- List of tasks -
(1) In the commentary on Disney Channel and Nickelodeon shows, list every show that gets its own entry before the writer turns to Nickelodeon.
(2) Write what comes next in the commentary on Disney Channel and Nickelodeon shows, picking up after its final sentence.

- Excerpted text -
* * *
Milo Murphy's Law: ...it's been like 14 months between seasons.
Raven's Home: ...the quality has gotten better since we last looked at it, from "legitimately terrible" to "meh-tastic." It's still not anything like original That's So Raven, especially in quality
Coop and Cami Ask the World: this one is also pretty "meh-tastic." It reminds me of Season 2 of I Didn't Do It or the middle seasons of Austin & Ally with middle school-aged characters, or Girl Meets World without the pretentiousness of trying to be bigger than it ever will be or trying to be profound every single goddamned episode.
I guess what I'm trying to say is if Girl Meets World wasn't being such a tryhard at being profound every goddamned episode it would only be "meh-tastic" instead of "this pisses me off so fucking much I'm going to flood the writers' Twitter timeline with deeply disparaging insults every time I get."
Bunk'd: yeah this is coming back for a fourth season, go figure. It's been slowly getting better in Season 3 despite getting significantly worse in Season 2, and Season 1 was pretty awful as it was. With Pamela Eells O'Connell and her entire team vacating the Disney Channel business altogether and a new team taking over, I actually have high hopes, because it can only go up from here.
Andi Mack: Like I said before, they've pretty much just lost the plot. Season 2 of Andi Mack might as well be Season 2 of True Friggin' Detective. I mean it.
...and there's a new show premiering soon but it isn't here yet, so there. Still, that's not a lot of TV shows at all and that includes one that's in the middle of a between-seasons production hiatus, not to mention Big Hero 6 which has been MIA for a long while (though not including Tangled which is in the same boat but still "theoretically" a show on Disney Channel). So let's look at Nickelodeon:
Knight Squad: I haven't seen this show but it's on my DVR, that said ratings have been terrible.
Star Falls: again I haven't seen this but it's on my DVR, with ratings being so apparently dismal it had to finish out its run on TeenNick.
The Bureau of Magical Things: this doesn't really count since it's an import like I Am Frankie (another show I have on my DVR) but it nonetheless wasn't just banished to TeenNick very quickly, but wasn't even allowed to finish there.
* * *
Structured page parsing data:
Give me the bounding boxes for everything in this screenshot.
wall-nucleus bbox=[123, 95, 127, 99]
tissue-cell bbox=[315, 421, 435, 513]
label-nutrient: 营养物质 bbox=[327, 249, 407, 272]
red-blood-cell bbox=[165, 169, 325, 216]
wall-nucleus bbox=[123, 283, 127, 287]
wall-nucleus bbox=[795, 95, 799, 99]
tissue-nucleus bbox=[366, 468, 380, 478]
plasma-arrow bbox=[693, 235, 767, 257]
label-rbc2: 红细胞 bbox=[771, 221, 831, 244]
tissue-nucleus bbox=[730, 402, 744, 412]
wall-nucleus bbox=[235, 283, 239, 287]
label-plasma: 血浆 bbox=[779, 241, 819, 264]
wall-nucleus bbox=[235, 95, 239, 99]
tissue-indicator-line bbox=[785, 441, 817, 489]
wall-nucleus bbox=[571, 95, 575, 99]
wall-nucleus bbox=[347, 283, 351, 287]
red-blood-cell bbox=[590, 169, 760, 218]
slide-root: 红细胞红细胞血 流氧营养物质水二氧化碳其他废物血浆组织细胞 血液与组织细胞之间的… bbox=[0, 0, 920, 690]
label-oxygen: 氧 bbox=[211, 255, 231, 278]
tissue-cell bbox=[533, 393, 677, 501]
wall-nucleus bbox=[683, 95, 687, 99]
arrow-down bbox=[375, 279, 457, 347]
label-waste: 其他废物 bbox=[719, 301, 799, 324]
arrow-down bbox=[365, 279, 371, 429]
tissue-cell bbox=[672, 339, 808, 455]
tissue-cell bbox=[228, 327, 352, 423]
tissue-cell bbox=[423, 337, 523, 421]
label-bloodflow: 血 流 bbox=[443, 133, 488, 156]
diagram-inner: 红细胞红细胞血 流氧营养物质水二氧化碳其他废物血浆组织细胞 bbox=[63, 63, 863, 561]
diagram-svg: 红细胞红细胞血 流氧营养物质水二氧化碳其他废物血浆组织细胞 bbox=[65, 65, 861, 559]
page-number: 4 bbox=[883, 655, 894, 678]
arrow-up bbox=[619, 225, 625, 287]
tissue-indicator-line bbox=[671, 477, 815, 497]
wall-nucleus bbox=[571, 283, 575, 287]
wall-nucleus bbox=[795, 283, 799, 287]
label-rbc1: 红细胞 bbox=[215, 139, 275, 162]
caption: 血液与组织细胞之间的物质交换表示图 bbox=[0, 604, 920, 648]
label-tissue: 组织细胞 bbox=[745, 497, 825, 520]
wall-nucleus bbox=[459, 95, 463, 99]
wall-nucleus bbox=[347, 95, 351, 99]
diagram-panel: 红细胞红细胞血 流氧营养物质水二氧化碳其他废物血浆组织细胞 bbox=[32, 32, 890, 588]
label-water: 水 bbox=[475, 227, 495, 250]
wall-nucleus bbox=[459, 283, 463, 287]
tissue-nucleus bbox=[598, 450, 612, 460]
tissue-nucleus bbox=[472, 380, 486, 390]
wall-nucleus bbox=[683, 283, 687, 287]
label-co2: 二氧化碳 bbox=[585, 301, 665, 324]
* * *
- Answers in order -
(1) Milo Murphy's Law, Raven's Home, Coop and Cami Ask the World, Bunk'd, Andi Mack

(2)
Henry Danger: the only thing even a remote success in terms of live-action, I can see why they're so desperate to hang onto it from a ratings standpoint. In terms of quality...eh. Honestly Schneider's ejection has resulted in a noticable bump in quality and I'm inclined to think Mike will agree.
Cousins for Life: like I said in my one-paragraph review it's probably the best live-action show on Nickelodeon right now, at least one that as it looks for now has actual renewal prospects.
So there you go. Five live-action shows, no animated shows (excepting Spongebob and Loud House, which together make up 80% of the network and that is not an exaggeration)
and two if not three of those shows are out of production (or at least not coming back to Nickelodeon) guaranteed.
What I'm trying to say is, excepting DCOMs and NOMs (and I spaced out on the latest NOM because I forgot it was a thing) there's pretty much nothing at all to keep me coming back to the networks. I've just lost interest.
Back in 2012-2013 when I was really getting into this, there was a lot to keep even this late-20s-something coming back. Austin & Ally, Jessie (G.I. Jessie or no) and even A.N.T. Farm had enough basic quality for me to keep coming back. Hell even Fish Hooks every now and then. Good Luck Charlie, Liv and Maddie and Shake it Up were highly entertaining, high quality, fun shows. Hell even Dog With a Blog down to the likes of I Didn't Do It and Best Friends Whenever. Now it just seems like the network is rife with a bunch of cluelessness and aimless throwing plot items at the wall with nothing really sticking. And it really does seem like it's just going to go downhill from here. Even if, say, Disney Channel were to disappear and everything gets migrated to DisneyNOW/Disney+, that's no guarantee that any of these kidcom shows will improve because they just need better writers and crew desperately.
I'm not kidding, I blame Girl Meets World for this, but that's a different thing I probably won't ever get to anyway.
But regardless, how do you expect for me to talk about any of this now?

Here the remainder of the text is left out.